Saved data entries
··········

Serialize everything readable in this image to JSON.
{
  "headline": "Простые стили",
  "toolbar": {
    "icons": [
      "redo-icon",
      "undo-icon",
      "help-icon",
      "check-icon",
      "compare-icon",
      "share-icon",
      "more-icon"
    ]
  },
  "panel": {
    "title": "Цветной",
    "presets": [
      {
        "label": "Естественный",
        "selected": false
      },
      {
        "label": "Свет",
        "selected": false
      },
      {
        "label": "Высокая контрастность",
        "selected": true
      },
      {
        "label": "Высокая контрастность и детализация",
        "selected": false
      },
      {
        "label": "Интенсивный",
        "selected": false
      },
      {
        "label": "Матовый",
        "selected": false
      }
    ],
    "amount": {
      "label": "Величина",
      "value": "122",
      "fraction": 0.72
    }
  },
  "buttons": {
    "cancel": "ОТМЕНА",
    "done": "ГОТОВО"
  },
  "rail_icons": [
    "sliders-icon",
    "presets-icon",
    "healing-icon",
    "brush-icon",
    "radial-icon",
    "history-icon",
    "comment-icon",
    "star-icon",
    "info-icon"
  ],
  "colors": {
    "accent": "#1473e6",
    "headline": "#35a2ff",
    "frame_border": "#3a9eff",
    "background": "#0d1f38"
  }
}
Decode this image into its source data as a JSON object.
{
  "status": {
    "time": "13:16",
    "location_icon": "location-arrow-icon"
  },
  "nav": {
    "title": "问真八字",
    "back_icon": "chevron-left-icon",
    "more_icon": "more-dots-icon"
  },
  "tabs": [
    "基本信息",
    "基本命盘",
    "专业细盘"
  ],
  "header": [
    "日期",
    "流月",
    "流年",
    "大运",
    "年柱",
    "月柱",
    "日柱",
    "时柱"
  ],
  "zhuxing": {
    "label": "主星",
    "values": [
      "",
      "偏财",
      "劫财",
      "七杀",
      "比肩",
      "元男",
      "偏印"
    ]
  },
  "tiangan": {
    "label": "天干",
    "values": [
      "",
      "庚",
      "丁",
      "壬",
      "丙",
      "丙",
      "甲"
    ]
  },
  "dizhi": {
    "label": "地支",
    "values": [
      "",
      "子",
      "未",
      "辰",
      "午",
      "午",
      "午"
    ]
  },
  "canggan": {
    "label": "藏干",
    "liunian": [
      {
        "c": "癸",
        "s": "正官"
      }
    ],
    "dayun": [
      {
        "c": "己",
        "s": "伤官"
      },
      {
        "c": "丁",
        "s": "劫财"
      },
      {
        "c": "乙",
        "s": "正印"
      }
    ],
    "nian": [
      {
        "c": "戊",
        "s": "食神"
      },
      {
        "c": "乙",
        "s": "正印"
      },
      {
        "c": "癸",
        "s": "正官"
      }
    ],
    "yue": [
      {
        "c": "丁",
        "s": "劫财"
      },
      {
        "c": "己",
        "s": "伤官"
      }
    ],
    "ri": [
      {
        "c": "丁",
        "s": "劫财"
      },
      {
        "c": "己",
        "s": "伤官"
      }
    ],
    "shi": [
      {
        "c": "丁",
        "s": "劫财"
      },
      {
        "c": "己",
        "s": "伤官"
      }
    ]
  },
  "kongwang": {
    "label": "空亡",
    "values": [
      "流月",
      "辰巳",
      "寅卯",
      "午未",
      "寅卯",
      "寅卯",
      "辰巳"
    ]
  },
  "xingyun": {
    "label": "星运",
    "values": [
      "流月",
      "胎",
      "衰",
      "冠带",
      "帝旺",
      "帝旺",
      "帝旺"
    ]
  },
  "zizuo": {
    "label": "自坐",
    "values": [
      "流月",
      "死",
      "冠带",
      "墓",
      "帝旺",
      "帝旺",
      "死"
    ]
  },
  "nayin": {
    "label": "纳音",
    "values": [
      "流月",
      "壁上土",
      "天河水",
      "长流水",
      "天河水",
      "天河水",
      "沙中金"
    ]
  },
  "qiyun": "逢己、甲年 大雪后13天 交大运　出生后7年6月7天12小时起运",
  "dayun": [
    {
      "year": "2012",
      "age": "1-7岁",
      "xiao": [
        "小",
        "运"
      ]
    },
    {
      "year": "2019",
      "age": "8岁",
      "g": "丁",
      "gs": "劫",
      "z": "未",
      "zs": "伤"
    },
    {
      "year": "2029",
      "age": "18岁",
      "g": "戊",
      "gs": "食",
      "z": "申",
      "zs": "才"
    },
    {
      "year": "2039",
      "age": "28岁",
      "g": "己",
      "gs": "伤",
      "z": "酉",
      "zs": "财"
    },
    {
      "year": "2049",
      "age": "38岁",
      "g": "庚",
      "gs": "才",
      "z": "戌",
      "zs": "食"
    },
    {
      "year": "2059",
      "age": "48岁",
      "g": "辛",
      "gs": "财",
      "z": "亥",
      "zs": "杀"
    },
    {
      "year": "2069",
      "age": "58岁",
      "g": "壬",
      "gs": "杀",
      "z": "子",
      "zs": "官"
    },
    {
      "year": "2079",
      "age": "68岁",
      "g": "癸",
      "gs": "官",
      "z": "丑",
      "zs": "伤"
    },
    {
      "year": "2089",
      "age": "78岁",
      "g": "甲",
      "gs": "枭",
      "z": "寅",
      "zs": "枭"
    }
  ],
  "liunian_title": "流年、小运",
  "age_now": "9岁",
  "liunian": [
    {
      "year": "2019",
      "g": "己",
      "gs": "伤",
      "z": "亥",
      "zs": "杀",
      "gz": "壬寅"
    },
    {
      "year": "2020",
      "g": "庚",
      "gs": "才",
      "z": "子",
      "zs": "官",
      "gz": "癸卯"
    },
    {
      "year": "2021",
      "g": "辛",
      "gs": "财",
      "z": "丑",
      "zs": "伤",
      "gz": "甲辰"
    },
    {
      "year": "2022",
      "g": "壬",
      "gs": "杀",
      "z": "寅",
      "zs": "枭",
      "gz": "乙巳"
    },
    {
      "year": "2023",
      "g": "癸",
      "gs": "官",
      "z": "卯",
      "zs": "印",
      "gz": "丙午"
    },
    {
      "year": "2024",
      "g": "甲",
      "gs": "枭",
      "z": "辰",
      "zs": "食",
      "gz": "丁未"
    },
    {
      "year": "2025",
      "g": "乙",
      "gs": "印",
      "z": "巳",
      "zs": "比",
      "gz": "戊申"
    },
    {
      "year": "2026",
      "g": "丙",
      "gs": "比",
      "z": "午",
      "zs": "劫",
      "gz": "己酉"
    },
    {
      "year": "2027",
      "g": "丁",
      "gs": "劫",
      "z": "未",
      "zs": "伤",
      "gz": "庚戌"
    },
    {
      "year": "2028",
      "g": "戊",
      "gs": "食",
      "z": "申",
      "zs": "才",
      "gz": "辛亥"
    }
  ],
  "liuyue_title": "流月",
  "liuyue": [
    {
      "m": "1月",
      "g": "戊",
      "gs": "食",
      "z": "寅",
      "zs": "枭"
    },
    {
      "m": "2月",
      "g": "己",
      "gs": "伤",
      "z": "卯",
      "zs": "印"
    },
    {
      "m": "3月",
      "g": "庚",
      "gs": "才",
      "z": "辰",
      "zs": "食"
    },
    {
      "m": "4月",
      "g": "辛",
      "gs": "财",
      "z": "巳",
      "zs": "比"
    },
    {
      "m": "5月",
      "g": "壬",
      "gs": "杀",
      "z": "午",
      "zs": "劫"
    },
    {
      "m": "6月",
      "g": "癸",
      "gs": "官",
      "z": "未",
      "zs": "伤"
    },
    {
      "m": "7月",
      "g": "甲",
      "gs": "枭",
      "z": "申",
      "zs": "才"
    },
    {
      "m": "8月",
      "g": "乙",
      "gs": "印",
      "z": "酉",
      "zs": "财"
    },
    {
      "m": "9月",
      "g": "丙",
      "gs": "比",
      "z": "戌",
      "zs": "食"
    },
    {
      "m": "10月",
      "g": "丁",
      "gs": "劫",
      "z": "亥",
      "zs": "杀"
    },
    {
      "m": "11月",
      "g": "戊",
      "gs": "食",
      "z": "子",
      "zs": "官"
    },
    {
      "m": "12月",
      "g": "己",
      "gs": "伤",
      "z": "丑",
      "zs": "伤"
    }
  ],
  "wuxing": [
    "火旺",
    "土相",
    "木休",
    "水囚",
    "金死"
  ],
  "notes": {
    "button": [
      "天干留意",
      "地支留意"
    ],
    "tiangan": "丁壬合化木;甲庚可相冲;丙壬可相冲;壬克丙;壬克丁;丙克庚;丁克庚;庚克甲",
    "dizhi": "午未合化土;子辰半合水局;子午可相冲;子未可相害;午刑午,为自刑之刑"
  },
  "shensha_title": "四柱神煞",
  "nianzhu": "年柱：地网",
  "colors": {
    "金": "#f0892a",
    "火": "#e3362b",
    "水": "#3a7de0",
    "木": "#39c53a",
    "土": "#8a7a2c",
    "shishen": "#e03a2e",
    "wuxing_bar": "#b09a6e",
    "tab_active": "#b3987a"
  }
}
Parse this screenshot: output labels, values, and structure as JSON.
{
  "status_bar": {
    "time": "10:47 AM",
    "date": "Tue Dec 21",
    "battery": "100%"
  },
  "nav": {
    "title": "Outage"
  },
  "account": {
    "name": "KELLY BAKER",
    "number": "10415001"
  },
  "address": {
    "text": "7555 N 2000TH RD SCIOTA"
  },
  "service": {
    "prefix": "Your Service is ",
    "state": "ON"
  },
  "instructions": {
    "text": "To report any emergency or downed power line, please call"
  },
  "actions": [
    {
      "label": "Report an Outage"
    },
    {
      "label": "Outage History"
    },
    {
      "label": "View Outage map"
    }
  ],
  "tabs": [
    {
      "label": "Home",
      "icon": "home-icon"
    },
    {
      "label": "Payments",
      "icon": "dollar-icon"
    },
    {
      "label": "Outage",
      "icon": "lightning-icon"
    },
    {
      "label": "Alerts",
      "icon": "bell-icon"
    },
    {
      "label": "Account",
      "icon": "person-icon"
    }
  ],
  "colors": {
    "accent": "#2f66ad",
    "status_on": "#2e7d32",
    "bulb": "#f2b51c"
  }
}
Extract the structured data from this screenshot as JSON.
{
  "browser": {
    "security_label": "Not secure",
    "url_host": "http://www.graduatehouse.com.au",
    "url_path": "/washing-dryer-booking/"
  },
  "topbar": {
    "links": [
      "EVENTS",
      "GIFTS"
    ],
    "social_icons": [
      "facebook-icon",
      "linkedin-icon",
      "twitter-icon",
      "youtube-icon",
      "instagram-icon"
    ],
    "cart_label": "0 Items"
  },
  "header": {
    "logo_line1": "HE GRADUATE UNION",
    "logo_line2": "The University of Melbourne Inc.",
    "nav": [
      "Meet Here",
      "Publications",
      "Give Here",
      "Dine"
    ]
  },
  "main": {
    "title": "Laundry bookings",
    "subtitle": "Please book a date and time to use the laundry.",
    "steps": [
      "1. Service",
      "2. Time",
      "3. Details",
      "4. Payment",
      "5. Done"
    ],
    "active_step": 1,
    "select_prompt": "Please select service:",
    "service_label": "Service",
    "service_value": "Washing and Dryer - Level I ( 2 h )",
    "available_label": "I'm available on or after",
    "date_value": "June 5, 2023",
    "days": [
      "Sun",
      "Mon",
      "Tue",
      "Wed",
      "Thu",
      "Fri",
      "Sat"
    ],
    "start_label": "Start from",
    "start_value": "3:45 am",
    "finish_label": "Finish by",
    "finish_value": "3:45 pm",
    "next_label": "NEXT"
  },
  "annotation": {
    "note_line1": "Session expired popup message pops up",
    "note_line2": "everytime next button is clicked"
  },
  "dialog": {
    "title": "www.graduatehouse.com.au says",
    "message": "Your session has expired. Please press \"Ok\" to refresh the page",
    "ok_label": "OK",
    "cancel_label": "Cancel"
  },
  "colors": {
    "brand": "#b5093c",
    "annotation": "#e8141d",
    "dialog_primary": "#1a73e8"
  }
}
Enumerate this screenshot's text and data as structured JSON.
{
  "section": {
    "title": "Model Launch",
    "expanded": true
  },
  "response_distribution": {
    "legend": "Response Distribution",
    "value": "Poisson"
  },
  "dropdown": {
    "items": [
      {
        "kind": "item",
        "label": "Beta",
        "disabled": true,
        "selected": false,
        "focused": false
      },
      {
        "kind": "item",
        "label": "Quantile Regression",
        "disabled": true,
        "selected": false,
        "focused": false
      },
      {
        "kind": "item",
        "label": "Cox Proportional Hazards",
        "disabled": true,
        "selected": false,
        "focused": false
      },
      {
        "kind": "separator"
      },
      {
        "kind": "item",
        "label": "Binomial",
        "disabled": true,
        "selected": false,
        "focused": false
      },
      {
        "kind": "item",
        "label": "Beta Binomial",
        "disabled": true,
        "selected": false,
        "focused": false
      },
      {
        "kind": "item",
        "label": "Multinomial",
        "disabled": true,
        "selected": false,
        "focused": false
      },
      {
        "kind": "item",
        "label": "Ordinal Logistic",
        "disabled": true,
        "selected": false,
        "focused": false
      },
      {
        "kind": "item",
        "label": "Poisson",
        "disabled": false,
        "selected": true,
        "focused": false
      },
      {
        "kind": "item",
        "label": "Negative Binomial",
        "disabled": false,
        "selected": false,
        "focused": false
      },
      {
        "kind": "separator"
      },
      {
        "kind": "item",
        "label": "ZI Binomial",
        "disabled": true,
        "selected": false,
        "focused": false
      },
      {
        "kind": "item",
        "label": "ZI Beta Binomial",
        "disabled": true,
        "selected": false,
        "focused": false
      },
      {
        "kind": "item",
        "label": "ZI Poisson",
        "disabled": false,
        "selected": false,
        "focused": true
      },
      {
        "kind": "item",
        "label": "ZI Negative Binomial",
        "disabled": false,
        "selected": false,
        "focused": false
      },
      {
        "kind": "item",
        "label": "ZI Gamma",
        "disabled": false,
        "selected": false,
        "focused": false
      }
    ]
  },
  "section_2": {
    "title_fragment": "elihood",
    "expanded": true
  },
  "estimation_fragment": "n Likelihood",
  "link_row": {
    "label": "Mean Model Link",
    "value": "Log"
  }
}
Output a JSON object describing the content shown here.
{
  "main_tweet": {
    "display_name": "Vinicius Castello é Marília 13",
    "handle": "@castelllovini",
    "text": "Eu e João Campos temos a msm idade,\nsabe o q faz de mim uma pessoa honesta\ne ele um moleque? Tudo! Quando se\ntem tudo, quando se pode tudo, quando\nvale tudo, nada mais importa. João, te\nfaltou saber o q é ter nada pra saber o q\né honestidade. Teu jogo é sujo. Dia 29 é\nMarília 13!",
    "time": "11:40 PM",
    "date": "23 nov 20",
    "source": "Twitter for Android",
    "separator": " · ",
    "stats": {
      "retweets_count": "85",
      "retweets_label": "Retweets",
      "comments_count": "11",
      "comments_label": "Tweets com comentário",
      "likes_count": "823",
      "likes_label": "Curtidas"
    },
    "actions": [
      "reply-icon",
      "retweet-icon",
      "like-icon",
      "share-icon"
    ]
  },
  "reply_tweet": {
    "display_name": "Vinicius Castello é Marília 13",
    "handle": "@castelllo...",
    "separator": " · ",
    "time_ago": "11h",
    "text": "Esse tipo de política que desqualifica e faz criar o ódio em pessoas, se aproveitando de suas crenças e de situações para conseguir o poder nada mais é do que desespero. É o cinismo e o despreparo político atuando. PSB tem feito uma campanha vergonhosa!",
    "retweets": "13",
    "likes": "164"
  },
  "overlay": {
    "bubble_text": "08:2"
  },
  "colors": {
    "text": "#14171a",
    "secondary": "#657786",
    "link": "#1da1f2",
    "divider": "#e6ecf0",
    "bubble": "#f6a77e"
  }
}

··········

Exercise description:
Go through the listing above and locate each line that holds the word "from". Copy those lines.

Response for this exercise:
Extract the structured data from this screenshot as JSON.
    "start_label": "Start from",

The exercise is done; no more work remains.